Problem to solve
Reproduce word for word everything from the start of the records down to the line containing "scroll-down-icon[interactable]: ▼ xyxy=(1444,297,1461,314)", including that line.

Material for the task

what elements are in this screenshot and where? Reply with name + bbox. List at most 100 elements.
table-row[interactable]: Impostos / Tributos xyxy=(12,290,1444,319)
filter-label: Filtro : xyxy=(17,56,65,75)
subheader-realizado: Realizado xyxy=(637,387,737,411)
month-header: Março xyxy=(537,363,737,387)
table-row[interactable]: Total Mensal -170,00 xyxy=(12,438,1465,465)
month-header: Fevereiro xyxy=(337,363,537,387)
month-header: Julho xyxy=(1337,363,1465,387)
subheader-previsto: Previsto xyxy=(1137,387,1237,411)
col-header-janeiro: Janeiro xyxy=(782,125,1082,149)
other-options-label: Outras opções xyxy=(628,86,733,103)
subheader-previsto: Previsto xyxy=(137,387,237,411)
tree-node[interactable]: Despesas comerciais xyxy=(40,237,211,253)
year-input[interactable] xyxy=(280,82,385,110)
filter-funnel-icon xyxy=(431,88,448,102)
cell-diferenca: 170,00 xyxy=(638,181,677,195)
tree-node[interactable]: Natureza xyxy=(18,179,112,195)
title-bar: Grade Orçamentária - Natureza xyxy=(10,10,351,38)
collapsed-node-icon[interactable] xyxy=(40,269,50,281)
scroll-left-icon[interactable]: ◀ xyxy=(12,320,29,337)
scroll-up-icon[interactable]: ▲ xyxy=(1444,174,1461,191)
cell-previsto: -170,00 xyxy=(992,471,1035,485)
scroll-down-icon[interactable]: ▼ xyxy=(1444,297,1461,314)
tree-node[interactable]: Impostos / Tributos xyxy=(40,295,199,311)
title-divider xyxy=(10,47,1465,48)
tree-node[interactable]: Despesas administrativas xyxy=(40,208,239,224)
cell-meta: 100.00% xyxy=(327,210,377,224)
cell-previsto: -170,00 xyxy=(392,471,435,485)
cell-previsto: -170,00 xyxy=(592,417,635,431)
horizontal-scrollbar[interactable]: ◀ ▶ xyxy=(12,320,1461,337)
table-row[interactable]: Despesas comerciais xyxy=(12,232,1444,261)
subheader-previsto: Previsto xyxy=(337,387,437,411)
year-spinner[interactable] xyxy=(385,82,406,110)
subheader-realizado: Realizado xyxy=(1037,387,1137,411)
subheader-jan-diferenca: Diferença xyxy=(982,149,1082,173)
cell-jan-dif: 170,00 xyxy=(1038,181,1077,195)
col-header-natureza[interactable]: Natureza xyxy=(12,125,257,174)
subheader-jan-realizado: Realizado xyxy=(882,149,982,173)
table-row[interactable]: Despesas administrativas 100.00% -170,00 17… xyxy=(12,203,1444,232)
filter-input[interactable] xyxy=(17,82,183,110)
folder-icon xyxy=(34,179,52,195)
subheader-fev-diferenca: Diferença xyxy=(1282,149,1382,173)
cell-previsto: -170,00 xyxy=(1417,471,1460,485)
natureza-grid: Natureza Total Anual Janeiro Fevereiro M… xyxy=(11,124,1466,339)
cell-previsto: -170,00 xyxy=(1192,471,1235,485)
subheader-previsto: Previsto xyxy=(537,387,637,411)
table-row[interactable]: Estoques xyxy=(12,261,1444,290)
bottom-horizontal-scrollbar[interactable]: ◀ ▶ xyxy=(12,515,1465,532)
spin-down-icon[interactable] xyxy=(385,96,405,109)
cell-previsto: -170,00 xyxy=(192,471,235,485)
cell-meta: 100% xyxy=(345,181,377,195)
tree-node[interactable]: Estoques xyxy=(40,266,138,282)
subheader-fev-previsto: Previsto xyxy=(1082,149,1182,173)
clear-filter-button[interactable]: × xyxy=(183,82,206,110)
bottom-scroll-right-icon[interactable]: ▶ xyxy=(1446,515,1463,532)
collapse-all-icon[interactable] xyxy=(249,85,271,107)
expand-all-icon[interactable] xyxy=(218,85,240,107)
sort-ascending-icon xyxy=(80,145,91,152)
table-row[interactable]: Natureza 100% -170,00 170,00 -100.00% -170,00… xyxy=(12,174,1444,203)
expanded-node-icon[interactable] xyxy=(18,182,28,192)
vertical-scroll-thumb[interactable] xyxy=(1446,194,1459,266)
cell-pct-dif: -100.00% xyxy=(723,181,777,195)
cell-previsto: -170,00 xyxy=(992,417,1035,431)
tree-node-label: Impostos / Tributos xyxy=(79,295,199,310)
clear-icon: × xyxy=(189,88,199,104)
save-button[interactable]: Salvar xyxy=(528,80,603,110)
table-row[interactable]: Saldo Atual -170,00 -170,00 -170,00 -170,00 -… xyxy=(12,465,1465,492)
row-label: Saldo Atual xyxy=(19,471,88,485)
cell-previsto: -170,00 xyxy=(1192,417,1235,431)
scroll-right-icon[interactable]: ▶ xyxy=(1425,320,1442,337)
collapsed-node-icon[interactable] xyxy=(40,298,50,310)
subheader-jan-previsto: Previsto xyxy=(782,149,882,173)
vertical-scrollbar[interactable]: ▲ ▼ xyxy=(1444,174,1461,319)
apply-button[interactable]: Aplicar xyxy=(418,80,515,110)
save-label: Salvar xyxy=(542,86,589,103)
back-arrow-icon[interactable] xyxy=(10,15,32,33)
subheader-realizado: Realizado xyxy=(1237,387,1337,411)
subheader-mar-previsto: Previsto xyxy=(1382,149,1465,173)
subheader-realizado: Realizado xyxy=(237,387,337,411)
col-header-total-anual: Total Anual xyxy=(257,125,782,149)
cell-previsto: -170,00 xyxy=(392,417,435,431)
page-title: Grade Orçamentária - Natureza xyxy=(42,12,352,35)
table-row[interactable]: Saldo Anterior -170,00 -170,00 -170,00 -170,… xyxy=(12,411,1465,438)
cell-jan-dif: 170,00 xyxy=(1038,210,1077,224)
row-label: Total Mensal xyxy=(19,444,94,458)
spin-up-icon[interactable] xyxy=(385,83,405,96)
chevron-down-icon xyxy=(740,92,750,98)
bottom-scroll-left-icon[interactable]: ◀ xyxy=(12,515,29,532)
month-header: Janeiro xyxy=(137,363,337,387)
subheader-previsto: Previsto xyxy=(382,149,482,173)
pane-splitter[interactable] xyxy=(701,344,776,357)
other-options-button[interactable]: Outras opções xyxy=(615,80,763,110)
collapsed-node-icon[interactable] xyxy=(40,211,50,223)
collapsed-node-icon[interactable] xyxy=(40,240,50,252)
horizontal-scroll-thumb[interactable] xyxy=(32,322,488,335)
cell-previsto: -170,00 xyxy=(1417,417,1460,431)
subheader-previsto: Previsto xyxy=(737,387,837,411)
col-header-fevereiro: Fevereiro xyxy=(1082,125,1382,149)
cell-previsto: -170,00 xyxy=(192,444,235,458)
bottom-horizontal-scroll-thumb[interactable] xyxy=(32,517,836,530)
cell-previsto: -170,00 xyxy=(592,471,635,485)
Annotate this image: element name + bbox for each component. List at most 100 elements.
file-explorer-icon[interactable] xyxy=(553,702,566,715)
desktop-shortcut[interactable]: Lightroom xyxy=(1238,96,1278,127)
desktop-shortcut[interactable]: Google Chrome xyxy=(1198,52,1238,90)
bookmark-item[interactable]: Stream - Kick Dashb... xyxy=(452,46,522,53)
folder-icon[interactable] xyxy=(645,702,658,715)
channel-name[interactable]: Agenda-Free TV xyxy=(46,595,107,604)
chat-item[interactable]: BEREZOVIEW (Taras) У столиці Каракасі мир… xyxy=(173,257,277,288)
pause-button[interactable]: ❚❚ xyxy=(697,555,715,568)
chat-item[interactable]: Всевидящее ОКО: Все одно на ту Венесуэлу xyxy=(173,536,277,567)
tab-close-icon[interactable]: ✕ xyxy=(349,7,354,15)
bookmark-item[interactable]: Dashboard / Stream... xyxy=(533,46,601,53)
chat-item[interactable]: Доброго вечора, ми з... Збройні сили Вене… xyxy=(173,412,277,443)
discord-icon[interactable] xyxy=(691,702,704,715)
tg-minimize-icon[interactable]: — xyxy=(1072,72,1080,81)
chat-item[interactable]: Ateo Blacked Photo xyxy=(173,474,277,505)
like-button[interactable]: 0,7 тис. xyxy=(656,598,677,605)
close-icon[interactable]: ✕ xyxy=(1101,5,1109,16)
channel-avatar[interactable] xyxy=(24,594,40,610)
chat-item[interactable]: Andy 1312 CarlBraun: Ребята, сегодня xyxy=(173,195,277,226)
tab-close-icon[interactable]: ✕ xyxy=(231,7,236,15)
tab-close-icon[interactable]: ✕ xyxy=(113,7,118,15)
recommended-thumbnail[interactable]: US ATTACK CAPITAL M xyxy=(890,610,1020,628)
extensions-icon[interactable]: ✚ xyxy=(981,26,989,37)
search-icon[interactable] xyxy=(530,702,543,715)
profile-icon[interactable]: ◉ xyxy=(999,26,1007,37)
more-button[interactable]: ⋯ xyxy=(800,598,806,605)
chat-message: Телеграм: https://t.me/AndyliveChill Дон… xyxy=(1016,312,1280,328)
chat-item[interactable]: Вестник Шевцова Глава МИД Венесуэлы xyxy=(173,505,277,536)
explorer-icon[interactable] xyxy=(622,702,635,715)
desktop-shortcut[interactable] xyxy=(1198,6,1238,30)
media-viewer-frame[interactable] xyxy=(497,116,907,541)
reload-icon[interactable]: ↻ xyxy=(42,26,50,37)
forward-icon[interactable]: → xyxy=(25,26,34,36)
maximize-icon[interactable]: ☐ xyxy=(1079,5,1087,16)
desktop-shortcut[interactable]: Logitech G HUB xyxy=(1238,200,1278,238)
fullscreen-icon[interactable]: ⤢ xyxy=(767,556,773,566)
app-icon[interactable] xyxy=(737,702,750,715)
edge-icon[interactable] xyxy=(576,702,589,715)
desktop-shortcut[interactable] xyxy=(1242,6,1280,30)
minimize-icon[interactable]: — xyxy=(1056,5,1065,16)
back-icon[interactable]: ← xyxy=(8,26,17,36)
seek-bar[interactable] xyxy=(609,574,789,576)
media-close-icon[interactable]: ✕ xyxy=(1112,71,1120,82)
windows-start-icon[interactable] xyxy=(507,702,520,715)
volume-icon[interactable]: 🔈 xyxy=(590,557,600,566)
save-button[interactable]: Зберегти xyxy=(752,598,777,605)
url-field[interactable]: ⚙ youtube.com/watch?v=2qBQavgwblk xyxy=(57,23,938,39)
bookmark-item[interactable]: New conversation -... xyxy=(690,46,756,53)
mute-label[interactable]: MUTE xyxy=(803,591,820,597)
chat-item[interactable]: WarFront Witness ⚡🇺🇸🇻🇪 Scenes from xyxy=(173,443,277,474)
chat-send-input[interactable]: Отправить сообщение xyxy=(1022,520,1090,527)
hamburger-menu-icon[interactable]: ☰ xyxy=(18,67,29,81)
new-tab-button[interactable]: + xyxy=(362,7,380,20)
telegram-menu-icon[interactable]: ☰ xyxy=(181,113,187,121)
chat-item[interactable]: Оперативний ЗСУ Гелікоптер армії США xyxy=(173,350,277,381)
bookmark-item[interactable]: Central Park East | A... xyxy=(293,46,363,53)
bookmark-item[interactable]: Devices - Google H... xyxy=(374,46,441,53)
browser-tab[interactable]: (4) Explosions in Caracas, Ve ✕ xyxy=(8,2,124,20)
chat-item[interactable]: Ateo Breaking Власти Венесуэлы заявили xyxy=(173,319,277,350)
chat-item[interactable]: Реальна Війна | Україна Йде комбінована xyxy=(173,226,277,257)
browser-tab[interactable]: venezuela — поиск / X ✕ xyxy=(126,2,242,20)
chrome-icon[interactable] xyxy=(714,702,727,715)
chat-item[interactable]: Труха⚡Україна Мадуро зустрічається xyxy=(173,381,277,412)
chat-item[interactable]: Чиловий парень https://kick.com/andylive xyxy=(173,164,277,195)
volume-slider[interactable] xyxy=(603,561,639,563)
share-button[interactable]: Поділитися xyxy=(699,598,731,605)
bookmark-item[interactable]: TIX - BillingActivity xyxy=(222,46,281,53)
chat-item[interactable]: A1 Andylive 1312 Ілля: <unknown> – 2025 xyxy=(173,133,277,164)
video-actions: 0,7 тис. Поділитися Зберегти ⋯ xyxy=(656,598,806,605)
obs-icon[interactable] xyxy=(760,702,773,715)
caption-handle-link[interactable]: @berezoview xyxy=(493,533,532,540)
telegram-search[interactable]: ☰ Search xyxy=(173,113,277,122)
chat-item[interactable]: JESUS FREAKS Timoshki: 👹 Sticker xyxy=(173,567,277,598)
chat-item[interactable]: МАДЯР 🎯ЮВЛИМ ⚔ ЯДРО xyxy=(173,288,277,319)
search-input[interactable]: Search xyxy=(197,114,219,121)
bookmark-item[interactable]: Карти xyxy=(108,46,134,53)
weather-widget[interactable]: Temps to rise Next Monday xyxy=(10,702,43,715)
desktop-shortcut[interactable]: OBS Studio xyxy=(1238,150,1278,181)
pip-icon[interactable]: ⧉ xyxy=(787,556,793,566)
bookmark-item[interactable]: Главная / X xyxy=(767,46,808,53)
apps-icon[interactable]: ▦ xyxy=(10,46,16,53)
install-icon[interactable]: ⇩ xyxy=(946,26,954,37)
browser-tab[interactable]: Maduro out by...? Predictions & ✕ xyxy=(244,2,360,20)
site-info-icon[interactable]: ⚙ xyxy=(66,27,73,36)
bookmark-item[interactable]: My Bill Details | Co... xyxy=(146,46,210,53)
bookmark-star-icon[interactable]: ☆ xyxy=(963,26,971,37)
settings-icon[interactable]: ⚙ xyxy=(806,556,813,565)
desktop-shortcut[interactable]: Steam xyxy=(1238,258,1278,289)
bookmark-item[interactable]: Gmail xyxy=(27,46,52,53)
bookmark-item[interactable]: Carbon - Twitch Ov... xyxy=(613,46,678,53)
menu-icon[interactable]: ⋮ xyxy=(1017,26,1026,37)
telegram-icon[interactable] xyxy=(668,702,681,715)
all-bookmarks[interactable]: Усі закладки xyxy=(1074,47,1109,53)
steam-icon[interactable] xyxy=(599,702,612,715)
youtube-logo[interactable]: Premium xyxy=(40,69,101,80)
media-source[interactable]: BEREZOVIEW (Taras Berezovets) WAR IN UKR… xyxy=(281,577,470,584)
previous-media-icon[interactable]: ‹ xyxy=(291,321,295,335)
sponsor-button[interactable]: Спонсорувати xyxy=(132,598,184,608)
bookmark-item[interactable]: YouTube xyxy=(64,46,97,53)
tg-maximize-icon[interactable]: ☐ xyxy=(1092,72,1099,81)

Response for this exercise
what elements are in this screenshot and where? Reply with name + bbox. List at most 100 elements.
table-row[interactable]: Impostos / Tributos xyxy=(12,290,1444,319)
filter-label: Filtro : xyxy=(17,56,65,75)
subheader-realizado: Realizado xyxy=(637,387,737,411)
month-header: Março xyxy=(537,363,737,387)
table-row[interactable]: Total Mensal -170,00 xyxy=(12,438,1465,465)
month-header: Fevereiro xyxy=(337,363,537,387)
month-header: Julho xyxy=(1337,363,1465,387)
subheader-previsto: Previsto xyxy=(1137,387,1237,411)
col-header-janeiro: Janeiro xyxy=(782,125,1082,149)
other-options-label: Outras opções xyxy=(628,86,733,103)
subheader-previsto: Previsto xyxy=(137,387,237,411)
tree-node[interactable]: Despesas comerciais xyxy=(40,237,211,253)
year-input[interactable] xyxy=(280,82,385,110)
filter-funnel-icon xyxy=(431,88,448,102)
cell-diferenca: 170,00 xyxy=(638,181,677,195)
tree-node[interactable]: Natureza xyxy=(18,179,112,195)
title-bar: Grade Orçamentária - Natureza xyxy=(10,10,351,38)
collapsed-node-icon[interactable] xyxy=(40,269,50,281)
scroll-left-icon[interactable]: ◀ xyxy=(12,320,29,337)
scroll-up-icon[interactable]: ▲ xyxy=(1444,174,1461,191)
cell-previsto: -170,00 xyxy=(992,471,1035,485)
scroll-down-icon[interactable]: ▼ xyxy=(1444,297,1461,314)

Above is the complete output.